* Task to carry out *
Copy every line in which the string "CORRELATION" occurs.

* Given data *

>> start

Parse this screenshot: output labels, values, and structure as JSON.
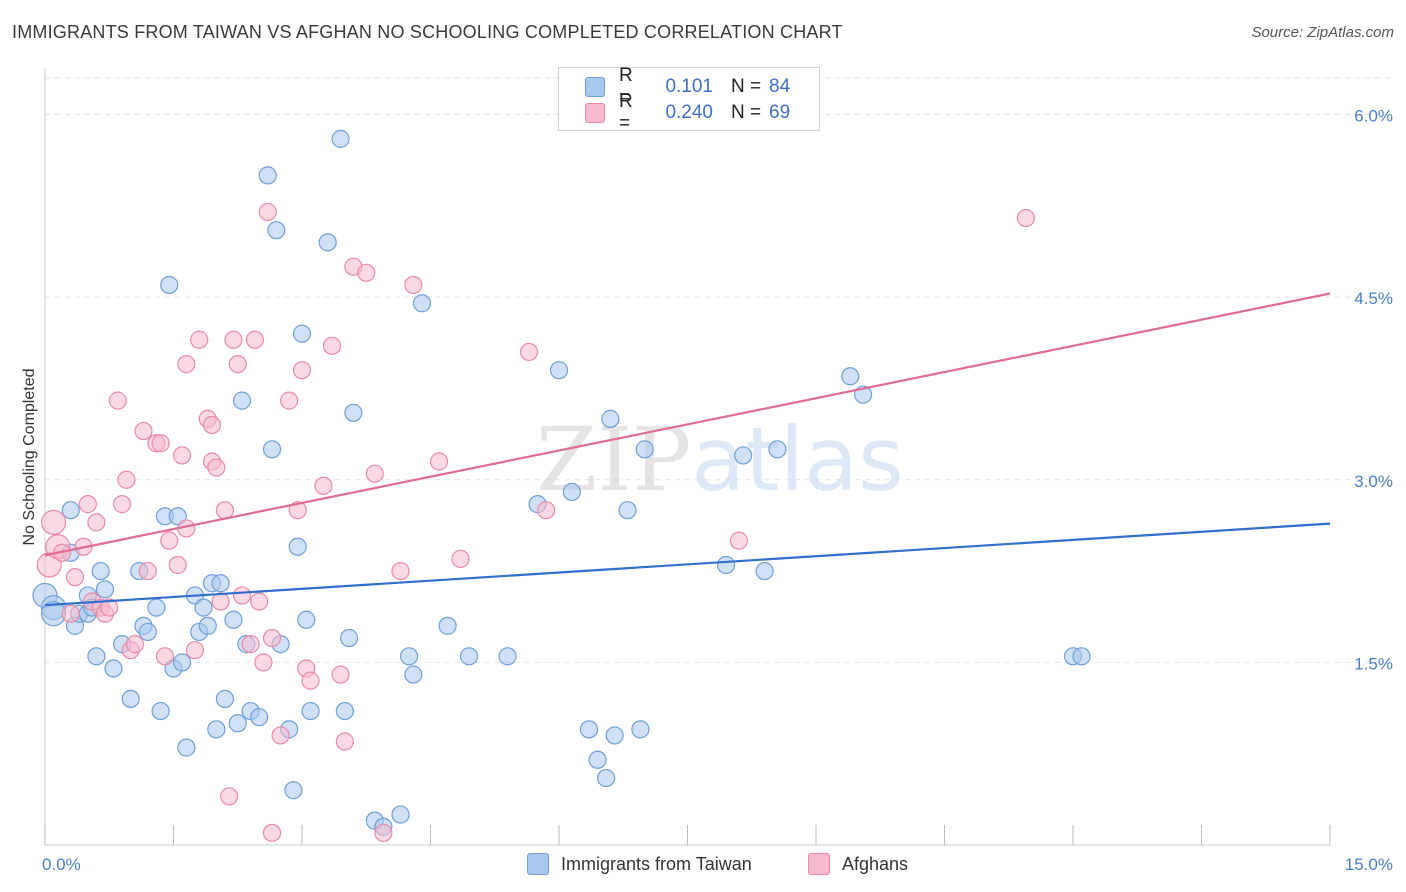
{
  "title": "IMMIGRANTS FROM TAIWAN VS AFGHAN NO SCHOOLING COMPLETED CORRELATION CHART",
  "source": "Source: ZipAtlas.com",
  "watermark": "ZIPatlas",
  "legend": {
    "rows": [
      {
        "r_label": "R =",
        "r_value": "0.101",
        "n_label": "N =",
        "n_value": "84",
        "color": "#a9c8f0",
        "border": "#6f9fd8"
      },
      {
        "r_label": "R =",
        "r_value": "0.240",
        "n_label": "N =",
        "n_value": "69",
        "color": "#f7b9cd",
        "border": "#e88aa8"
      }
    ]
  },
  "bottom_legend": [
    {
      "label": "Immigrants from Taiwan",
      "color": "#a9c8f0",
      "border": "#6f9fd8"
    },
    {
      "label": "Afghans",
      "color": "#f7b9cd",
      "border": "#e88aa8"
    }
  ],
  "chart_data": {
    "type": "scatter",
    "title": "IMMIGRANTS FROM TAIWAN VS AFGHAN NO SCHOOLING COMPLETED CORRELATION CHART",
    "xlabel": "",
    "ylabel": "No Schooling Completed",
    "xlim": [
      0,
      15
    ],
    "ylim": [
      0,
      6.3
    ],
    "x_tick_labels": [
      "0.0%",
      "15.0%"
    ],
    "y_ticks": [
      1.5,
      3.0,
      4.5,
      6.0
    ],
    "y_tick_labels": [
      "1.5%",
      "3.0%",
      "4.5%",
      "6.0%"
    ],
    "grid": "horizontal dashed",
    "legend_position": "top-center",
    "series": [
      {
        "name": "Immigrants from Taiwan",
        "color": "#6f9fd8",
        "fill": "#a9c8f0",
        "line_color": "#2f6fcd",
        "trend": {
          "x": [
            0,
            15
          ],
          "y": [
            1.97,
            2.64
          ]
        },
        "points": [
          [
            0.0,
            2.05
          ],
          [
            0.1,
            1.95
          ],
          [
            0.1,
            1.9
          ],
          [
            0.3,
            2.4
          ],
          [
            0.3,
            2.75
          ],
          [
            0.35,
            1.8
          ],
          [
            0.4,
            1.9
          ],
          [
            0.5,
            1.9
          ],
          [
            0.5,
            2.05
          ],
          [
            0.6,
            1.55
          ],
          [
            0.65,
            2.25
          ],
          [
            0.7,
            2.1
          ],
          [
            0.8,
            1.45
          ],
          [
            0.9,
            1.65
          ],
          [
            1.0,
            1.2
          ],
          [
            1.1,
            2.25
          ],
          [
            1.15,
            1.8
          ],
          [
            1.2,
            1.75
          ],
          [
            1.3,
            1.95
          ],
          [
            1.35,
            1.1
          ],
          [
            1.4,
            2.7
          ],
          [
            1.45,
            4.6
          ],
          [
            1.5,
            1.45
          ],
          [
            1.55,
            2.7
          ],
          [
            1.6,
            1.5
          ],
          [
            1.65,
            0.8
          ],
          [
            1.75,
            2.05
          ],
          [
            1.8,
            1.75
          ],
          [
            1.9,
            1.8
          ],
          [
            1.95,
            2.15
          ],
          [
            2.0,
            0.95
          ],
          [
            2.1,
            1.2
          ],
          [
            2.2,
            1.85
          ],
          [
            2.25,
            1.0
          ],
          [
            2.3,
            3.65
          ],
          [
            2.35,
            1.65
          ],
          [
            2.4,
            1.1
          ],
          [
            2.5,
            1.05
          ],
          [
            2.6,
            5.5
          ],
          [
            2.65,
            3.25
          ],
          [
            2.7,
            5.05
          ],
          [
            2.75,
            1.65
          ],
          [
            2.85,
            0.95
          ],
          [
            2.9,
            0.45
          ],
          [
            2.95,
            2.45
          ],
          [
            3.0,
            4.2
          ],
          [
            3.05,
            1.85
          ],
          [
            3.1,
            1.1
          ],
          [
            3.3,
            4.95
          ],
          [
            3.45,
            5.8
          ],
          [
            3.5,
            1.1
          ],
          [
            3.55,
            1.7
          ],
          [
            3.6,
            3.55
          ],
          [
            3.85,
            0.2
          ],
          [
            3.95,
            0.15
          ],
          [
            4.15,
            0.25
          ],
          [
            4.25,
            1.55
          ],
          [
            4.3,
            1.4
          ],
          [
            4.4,
            4.45
          ],
          [
            4.7,
            1.8
          ],
          [
            4.95,
            1.55
          ],
          [
            5.4,
            1.55
          ],
          [
            5.75,
            2.8
          ],
          [
            6.0,
            3.9
          ],
          [
            6.15,
            2.9
          ],
          [
            6.35,
            0.95
          ],
          [
            6.45,
            0.7
          ],
          [
            6.55,
            0.55
          ],
          [
            6.6,
            3.5
          ],
          [
            6.65,
            0.9
          ],
          [
            6.8,
            2.75
          ],
          [
            6.95,
            0.95
          ],
          [
            7.0,
            3.25
          ],
          [
            7.95,
            2.3
          ],
          [
            8.15,
            3.2
          ],
          [
            8.4,
            2.25
          ],
          [
            8.55,
            3.25
          ],
          [
            9.4,
            3.85
          ],
          [
            9.55,
            3.7
          ],
          [
            12.0,
            1.55
          ],
          [
            12.1,
            1.55
          ],
          [
            1.85,
            1.95
          ],
          [
            0.55,
            1.95
          ],
          [
            2.05,
            2.15
          ]
        ]
      },
      {
        "name": "Afghans",
        "color": "#e88aa8",
        "fill": "#f7b9cd",
        "line_color": "#e06b96",
        "trend": {
          "x": [
            0,
            15
          ],
          "y": [
            2.38,
            4.53
          ]
        },
        "points": [
          [
            0.05,
            2.3
          ],
          [
            0.1,
            2.65
          ],
          [
            0.15,
            2.45
          ],
          [
            0.2,
            2.4
          ],
          [
            0.3,
            1.9
          ],
          [
            0.35,
            2.2
          ],
          [
            0.45,
            2.45
          ],
          [
            0.5,
            2.8
          ],
          [
            0.55,
            2.0
          ],
          [
            0.6,
            2.65
          ],
          [
            0.65,
            1.95
          ],
          [
            0.7,
            1.9
          ],
          [
            0.75,
            1.95
          ],
          [
            0.85,
            3.65
          ],
          [
            0.9,
            2.8
          ],
          [
            0.95,
            3.0
          ],
          [
            1.0,
            1.6
          ],
          [
            1.05,
            1.65
          ],
          [
            1.15,
            3.4
          ],
          [
            1.2,
            2.25
          ],
          [
            1.3,
            3.3
          ],
          [
            1.35,
            3.3
          ],
          [
            1.4,
            1.55
          ],
          [
            1.45,
            2.5
          ],
          [
            1.55,
            2.3
          ],
          [
            1.6,
            3.2
          ],
          [
            1.65,
            2.6
          ],
          [
            1.65,
            3.95
          ],
          [
            1.75,
            1.6
          ],
          [
            1.8,
            4.15
          ],
          [
            1.9,
            3.5
          ],
          [
            1.95,
            3.45
          ],
          [
            1.95,
            3.15
          ],
          [
            2.0,
            3.1
          ],
          [
            2.05,
            2.0
          ],
          [
            2.1,
            2.75
          ],
          [
            2.15,
            0.4
          ],
          [
            2.2,
            4.15
          ],
          [
            2.25,
            3.95
          ],
          [
            2.3,
            2.05
          ],
          [
            2.4,
            1.65
          ],
          [
            2.45,
            4.15
          ],
          [
            2.5,
            2.0
          ],
          [
            2.55,
            1.5
          ],
          [
            2.6,
            5.2
          ],
          [
            2.65,
            1.7
          ],
          [
            2.75,
            0.9
          ],
          [
            2.85,
            3.65
          ],
          [
            2.95,
            2.75
          ],
          [
            3.0,
            3.9
          ],
          [
            3.05,
            1.45
          ],
          [
            3.1,
            1.35
          ],
          [
            3.25,
            2.95
          ],
          [
            3.35,
            4.1
          ],
          [
            3.45,
            1.4
          ],
          [
            3.5,
            0.85
          ],
          [
            3.6,
            4.75
          ],
          [
            3.75,
            4.7
          ],
          [
            3.85,
            3.05
          ],
          [
            3.95,
            0.1
          ],
          [
            4.15,
            2.25
          ],
          [
            4.3,
            4.6
          ],
          [
            4.6,
            3.15
          ],
          [
            4.85,
            2.35
          ],
          [
            5.65,
            4.05
          ],
          [
            5.85,
            2.75
          ],
          [
            8.1,
            2.5
          ],
          [
            11.45,
            5.15
          ],
          [
            2.65,
            0.1
          ]
        ]
      }
    ]
  }
}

>> end

* Expected answer *
  "title": "IMMIGRANTS FROM TAIWAN VS AFGHAN NO SCHOOLING COMPLETED CORRELATION CHART",
    "title": "IMMIGRANTS FROM TAIWAN VS AFGHAN NO SCHOOLING COMPLETED CORRELATION CHART",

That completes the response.